_Document text_:
Court Opinion

ID: 9635689
Source: CourtListenerOpinion
Date Created: 2023-08-22 13:59:47.22885+00
Date Added: 2024-06-11T18:09:32.916886
License: Public Domain

Dissenting Opinion by
Judge Mencer :
I respectfully dissent. I cannot conclude, as the majority does, that “confronting an employee with oral charges of unsatisfactory job performance, informing him that disciplinary action was being recommended and requesting his resignation, all as happened here, amounted to a constructive discharge and constituted 'the commencement of proceedings’ as that phase is used in Appendix F.”
Appendix F of the agreement in question provides, inter alia, as follows:
“The Employer shall furnish written notification of supervisory . . . charges against the employe at least twenty-four (24) hours prior to the commencement of proceedings.”

_Extracted entries_:
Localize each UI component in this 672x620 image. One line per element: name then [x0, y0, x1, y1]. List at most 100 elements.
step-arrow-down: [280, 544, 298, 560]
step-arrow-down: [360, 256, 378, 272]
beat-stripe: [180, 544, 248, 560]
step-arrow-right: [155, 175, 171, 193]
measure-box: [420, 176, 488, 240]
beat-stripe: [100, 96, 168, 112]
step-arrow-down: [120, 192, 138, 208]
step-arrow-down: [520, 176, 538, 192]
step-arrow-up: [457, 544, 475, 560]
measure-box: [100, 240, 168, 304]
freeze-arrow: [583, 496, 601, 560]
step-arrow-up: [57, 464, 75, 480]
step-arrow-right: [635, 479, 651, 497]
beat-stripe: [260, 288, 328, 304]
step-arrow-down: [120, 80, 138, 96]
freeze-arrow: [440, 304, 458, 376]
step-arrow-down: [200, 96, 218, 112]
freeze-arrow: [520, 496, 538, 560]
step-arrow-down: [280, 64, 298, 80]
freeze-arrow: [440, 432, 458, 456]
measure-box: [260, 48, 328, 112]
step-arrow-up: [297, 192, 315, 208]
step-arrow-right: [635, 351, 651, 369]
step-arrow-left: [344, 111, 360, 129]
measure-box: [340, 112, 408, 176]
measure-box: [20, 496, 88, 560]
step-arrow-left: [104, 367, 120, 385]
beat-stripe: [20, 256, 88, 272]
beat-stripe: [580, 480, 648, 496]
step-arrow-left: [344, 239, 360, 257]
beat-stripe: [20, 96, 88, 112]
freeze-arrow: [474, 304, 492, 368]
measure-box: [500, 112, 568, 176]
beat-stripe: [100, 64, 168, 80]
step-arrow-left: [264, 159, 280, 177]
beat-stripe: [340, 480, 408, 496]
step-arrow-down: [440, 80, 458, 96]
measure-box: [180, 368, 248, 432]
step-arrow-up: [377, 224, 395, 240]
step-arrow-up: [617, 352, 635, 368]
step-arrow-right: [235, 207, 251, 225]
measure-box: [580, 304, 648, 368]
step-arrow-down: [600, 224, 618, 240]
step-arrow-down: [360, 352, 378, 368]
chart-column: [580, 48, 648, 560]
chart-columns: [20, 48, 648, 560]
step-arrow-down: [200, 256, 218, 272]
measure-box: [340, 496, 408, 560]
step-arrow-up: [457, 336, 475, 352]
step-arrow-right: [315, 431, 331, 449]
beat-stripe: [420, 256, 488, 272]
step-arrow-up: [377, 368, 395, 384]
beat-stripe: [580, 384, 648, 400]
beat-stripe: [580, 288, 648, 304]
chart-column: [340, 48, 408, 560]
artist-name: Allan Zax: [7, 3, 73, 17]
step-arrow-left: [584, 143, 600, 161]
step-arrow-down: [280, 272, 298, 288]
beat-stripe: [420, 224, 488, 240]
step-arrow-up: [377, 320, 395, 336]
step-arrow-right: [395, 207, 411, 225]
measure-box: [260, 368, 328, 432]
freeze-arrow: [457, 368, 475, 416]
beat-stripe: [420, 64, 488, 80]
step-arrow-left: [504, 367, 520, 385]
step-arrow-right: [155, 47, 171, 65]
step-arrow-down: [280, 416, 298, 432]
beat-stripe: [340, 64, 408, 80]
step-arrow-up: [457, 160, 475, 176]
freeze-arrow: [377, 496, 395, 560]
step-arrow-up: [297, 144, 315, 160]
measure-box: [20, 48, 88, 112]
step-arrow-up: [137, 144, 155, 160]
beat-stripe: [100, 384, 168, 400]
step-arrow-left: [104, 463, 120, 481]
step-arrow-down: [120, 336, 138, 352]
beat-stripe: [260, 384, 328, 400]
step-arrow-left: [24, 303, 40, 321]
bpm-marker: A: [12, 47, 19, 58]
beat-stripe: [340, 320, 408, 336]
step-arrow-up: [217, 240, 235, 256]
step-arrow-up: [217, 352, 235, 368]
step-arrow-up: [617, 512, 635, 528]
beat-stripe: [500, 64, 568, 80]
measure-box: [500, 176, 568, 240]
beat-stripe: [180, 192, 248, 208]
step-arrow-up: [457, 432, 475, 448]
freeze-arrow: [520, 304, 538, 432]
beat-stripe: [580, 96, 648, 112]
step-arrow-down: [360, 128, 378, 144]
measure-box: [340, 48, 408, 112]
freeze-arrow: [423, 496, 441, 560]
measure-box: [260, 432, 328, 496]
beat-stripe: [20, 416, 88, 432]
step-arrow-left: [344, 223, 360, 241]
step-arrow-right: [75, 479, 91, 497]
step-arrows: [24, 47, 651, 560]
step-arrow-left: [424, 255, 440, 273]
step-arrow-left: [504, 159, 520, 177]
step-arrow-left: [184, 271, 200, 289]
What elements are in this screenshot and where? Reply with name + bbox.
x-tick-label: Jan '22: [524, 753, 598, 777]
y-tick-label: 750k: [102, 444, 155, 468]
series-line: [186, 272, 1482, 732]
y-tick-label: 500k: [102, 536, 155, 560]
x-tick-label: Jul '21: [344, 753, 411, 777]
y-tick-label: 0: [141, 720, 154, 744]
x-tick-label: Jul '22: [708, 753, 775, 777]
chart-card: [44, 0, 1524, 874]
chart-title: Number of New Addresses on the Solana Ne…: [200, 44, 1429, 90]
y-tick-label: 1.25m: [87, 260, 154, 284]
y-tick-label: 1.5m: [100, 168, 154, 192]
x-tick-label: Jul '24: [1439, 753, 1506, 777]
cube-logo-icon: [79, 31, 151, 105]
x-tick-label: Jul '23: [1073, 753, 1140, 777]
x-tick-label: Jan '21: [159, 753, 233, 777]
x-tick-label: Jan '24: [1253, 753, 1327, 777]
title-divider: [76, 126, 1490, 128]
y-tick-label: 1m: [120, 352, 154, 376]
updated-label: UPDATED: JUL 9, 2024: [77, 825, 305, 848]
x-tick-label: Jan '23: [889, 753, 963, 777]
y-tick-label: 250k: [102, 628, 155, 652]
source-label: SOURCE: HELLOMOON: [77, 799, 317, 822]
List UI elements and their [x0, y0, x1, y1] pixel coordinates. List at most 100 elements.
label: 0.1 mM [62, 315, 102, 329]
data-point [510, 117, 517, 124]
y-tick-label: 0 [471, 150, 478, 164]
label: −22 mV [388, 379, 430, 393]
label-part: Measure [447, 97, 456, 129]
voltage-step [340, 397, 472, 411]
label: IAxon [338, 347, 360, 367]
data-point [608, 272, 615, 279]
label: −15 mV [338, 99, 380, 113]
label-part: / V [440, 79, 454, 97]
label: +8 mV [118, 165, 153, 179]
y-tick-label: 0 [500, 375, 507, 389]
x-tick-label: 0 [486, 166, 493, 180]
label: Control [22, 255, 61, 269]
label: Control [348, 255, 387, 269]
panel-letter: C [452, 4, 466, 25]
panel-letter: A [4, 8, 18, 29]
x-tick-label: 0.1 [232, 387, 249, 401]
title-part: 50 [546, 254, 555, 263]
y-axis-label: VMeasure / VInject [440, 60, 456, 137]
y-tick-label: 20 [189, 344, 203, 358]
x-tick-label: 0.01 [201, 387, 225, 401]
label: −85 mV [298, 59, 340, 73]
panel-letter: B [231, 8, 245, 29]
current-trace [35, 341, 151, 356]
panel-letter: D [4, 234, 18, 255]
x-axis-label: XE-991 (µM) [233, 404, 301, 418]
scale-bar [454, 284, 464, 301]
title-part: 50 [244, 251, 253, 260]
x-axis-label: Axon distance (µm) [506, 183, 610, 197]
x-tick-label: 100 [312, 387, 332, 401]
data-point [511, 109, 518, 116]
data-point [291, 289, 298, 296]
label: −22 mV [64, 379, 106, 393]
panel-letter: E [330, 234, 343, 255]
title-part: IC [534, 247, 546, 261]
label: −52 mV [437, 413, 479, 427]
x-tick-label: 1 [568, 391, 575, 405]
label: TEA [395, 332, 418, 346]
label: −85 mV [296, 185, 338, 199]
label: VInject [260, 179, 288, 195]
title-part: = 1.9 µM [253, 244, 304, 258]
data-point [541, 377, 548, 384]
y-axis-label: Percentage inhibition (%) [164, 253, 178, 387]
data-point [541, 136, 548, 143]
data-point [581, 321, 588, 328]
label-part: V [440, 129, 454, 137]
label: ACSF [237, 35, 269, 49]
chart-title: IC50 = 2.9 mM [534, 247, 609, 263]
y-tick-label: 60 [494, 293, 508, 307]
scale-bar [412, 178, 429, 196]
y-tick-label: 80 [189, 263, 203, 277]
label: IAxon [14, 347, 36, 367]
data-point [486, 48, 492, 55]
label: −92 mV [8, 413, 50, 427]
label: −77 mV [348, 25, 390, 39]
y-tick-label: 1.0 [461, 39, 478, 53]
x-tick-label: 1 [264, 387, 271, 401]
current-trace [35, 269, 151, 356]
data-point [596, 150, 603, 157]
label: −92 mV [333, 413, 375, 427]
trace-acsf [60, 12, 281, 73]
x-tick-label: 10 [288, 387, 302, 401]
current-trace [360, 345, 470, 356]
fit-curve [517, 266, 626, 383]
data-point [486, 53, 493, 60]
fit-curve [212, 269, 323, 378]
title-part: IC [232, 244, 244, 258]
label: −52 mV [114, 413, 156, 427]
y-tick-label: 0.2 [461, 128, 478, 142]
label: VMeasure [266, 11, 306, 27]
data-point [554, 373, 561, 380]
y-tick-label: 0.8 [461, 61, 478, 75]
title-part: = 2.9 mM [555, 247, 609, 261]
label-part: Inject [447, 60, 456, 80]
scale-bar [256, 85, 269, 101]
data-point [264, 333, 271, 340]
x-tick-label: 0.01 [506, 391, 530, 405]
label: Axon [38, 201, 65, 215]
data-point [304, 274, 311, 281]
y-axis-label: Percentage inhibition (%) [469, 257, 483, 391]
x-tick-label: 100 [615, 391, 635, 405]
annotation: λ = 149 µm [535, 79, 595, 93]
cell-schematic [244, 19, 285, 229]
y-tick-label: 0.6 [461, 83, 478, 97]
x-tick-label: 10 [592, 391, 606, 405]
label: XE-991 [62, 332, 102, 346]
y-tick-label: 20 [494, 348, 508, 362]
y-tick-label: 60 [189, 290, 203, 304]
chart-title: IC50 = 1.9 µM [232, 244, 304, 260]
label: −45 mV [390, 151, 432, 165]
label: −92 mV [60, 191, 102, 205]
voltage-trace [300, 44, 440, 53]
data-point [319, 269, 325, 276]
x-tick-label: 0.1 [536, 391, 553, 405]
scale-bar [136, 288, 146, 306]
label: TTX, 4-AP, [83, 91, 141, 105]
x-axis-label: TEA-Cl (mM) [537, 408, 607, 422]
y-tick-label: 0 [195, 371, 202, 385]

_Apply what you read_:
A: Translate the sentence "I respectfully dissent." from the court opinion into Spanish.
B: Name every metadata field label that appears at the top of the court opinion, before the dissent begins.
The lines that come after the court opinion are drawn from a separate source.

_Activity answers_:
A: Disiento respetuosamente.

B: ID, Source, Date Created, Date Added, License